CHALLENGE 1 =>
In the records below, extract every line from the one containing "status-label: SENT bbox=[1115, 547, 1150, 563]" down to the one containing "status-label: SENT bbox=[1115, 479, 1150, 495]", both included, and reproduce those lines without any change.

PASSAGE =>
....
# Chapter 4: Joins (SQL and Core)

In this chapter, we will study joins in Spark, both in the Core and SQL API.

## Data

First, we create some RDD and DataFrames for the rest of the sections.

In [1]:
import org.apache.spark.sql.types.{StructField, StructType, 
                                   StringType, IntegerType, DoubleType}

import org.apache.spark.sql.Row

In [2]:
case class PersonAccount(id: Int, name: String, account_id: Int)

defined class PersonAccount


In [3]:
val peopleAccountsRdd = sc.parallelize(Array((1, ("John", 11)), (2, ("Isabelle", 22)), (3, ("Maria", 33)),
                                      (4, ("Peter", 44)), (5, ("Connor", 55)), (6, ("Max", 66))))

val peopleAccountsSchema = new StructType(Array(StructField("id", IntegerType, false),
                                                StructField("Name", StringType, false),
                                                StructField("account_id", IntegerType, false)))
....
MATERIAL FOR THIS TASK =>
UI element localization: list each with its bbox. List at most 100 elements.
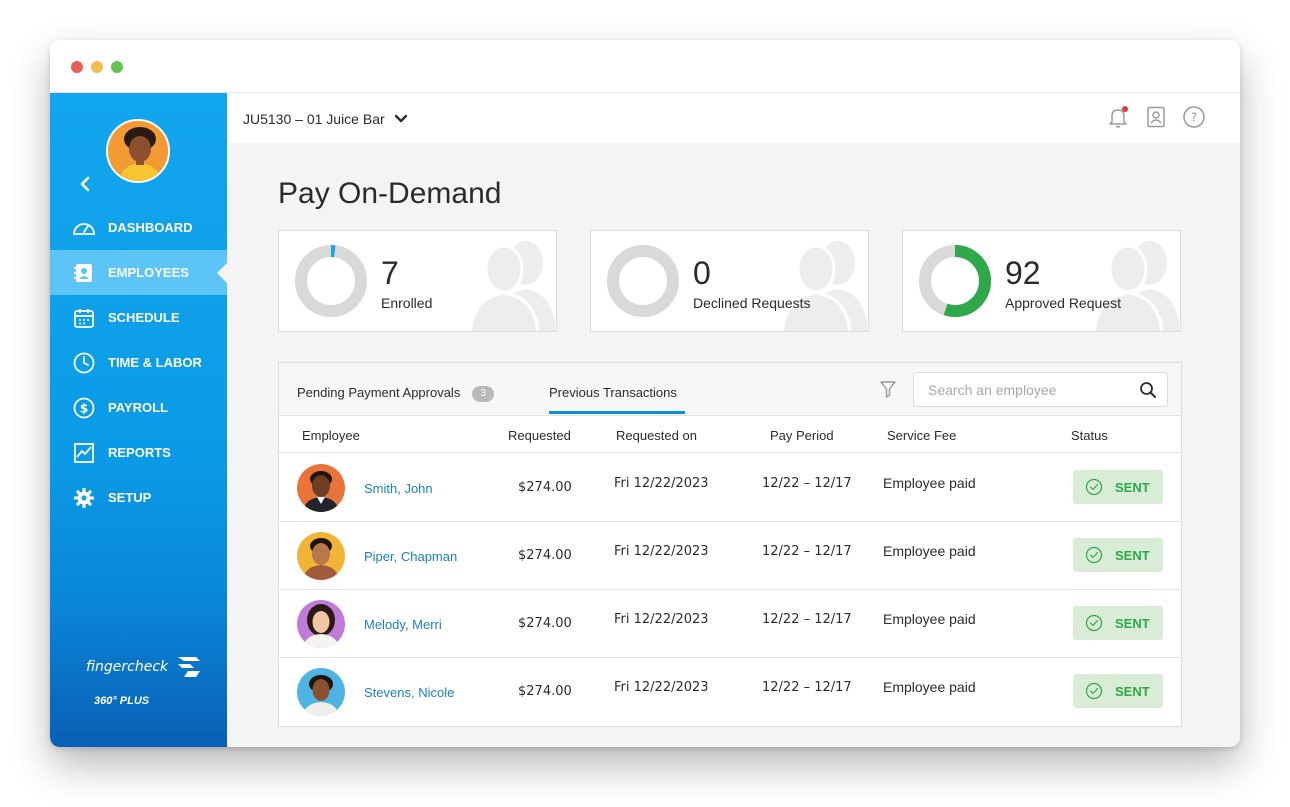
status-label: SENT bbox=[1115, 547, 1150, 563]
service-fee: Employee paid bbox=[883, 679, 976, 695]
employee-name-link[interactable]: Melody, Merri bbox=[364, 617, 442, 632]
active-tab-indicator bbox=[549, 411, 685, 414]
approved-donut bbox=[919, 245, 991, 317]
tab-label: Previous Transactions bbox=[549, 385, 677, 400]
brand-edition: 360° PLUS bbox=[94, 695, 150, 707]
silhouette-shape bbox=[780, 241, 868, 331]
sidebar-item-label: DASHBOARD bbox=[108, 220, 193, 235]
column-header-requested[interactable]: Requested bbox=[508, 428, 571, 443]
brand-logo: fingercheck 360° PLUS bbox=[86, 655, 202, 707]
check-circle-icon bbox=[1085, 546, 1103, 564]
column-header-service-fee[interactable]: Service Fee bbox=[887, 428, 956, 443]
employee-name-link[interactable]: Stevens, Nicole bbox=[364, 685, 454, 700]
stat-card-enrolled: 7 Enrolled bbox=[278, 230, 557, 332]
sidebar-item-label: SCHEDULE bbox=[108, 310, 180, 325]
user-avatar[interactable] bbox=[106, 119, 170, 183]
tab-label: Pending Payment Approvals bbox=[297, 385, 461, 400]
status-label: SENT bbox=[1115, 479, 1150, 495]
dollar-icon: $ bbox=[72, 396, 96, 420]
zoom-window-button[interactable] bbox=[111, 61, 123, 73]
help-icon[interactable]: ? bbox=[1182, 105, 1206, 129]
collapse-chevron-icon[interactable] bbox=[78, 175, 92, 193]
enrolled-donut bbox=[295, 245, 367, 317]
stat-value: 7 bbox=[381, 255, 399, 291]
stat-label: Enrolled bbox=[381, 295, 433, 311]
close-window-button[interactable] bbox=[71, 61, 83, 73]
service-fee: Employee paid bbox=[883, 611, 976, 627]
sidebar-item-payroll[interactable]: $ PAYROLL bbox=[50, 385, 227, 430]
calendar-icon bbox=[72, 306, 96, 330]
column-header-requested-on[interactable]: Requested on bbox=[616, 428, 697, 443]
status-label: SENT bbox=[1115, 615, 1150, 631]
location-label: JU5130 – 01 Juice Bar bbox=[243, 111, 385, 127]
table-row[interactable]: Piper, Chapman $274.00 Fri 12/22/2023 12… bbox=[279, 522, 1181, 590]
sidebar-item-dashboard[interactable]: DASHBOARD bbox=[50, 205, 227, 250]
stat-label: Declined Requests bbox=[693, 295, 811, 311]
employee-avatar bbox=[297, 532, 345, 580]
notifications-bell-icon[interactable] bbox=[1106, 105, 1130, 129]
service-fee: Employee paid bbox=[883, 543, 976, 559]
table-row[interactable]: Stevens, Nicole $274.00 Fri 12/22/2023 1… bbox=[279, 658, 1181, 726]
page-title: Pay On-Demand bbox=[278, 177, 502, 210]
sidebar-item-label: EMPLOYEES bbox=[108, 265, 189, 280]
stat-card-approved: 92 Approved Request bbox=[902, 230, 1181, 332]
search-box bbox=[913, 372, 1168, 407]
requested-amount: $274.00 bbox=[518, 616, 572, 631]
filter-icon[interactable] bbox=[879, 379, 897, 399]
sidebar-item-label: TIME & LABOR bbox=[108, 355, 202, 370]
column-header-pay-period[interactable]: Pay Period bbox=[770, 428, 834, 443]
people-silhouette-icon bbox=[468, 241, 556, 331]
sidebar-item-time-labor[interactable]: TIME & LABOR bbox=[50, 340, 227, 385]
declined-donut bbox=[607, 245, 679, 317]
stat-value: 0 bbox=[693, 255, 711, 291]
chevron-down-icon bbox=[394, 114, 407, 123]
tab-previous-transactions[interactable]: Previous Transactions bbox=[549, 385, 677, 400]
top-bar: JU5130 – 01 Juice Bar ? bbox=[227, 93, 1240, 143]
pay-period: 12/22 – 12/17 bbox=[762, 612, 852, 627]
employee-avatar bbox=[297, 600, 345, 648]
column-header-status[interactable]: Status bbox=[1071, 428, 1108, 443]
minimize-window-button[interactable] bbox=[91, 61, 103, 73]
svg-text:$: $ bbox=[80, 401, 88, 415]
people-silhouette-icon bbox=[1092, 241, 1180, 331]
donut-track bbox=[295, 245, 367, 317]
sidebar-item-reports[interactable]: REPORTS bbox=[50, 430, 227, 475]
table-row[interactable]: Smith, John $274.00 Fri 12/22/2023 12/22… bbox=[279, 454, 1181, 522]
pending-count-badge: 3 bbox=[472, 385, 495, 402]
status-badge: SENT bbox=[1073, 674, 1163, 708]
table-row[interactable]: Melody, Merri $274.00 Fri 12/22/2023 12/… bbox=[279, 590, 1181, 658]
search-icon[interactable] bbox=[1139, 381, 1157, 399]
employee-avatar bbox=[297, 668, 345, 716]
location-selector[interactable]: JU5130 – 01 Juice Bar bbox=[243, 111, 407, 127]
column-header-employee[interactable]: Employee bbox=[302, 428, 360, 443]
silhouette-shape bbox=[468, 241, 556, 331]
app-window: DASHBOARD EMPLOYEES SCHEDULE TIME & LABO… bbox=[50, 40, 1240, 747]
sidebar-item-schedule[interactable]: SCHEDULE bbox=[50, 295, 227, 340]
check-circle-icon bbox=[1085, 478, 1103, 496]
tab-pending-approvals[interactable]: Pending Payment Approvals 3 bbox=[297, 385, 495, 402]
....
CHALLENGE 2 =>
Copy everything in the chapter on Spark joins from "# Chapter 4: Joins" down to "of the sections.", keeping every character as it appears.

FULL SOLUTION 1 =>
status-label: SENT bbox=[1115, 547, 1150, 563]
service-fee: Employee paid bbox=[883, 679, 976, 695]
employee-name-link[interactable]: Melody, Merri bbox=[364, 617, 442, 632]
active-tab-indicator bbox=[549, 411, 685, 414]
approved-donut bbox=[919, 245, 991, 317]
tab-label: Previous Transactions bbox=[549, 385, 677, 400]
brand-edition: 360° PLUS bbox=[94, 695, 150, 707]
silhouette-shape bbox=[780, 241, 868, 331]
sidebar-item-label: DASHBOARD bbox=[108, 220, 193, 235]
column-header-requested[interactable]: Requested bbox=[508, 428, 571, 443]
brand-logo: fingercheck 360° PLUS bbox=[86, 655, 202, 707]
check-circle-icon bbox=[1085, 546, 1103, 564]
column-header-service-fee[interactable]: Service Fee bbox=[887, 428, 956, 443]
employee-name-link[interactable]: Stevens, Nicole bbox=[364, 685, 454, 700]
stat-card-enrolled: 7 Enrolled bbox=[278, 230, 557, 332]
sidebar-item-label: SCHEDULE bbox=[108, 310, 180, 325]
user-avatar[interactable] bbox=[106, 119, 170, 183]
tab-label: Pending Payment Approvals bbox=[297, 385, 461, 400]
status-label: SENT bbox=[1115, 479, 1150, 495]

FULL SOLUTION 2 =>
# Chapter 4: Joins (SQL and Core)

In this chapter, we will study joins in Spark, both in the Core and SQL API.

## Data

First, we create some RDD and DataFrames for the rest of the sections.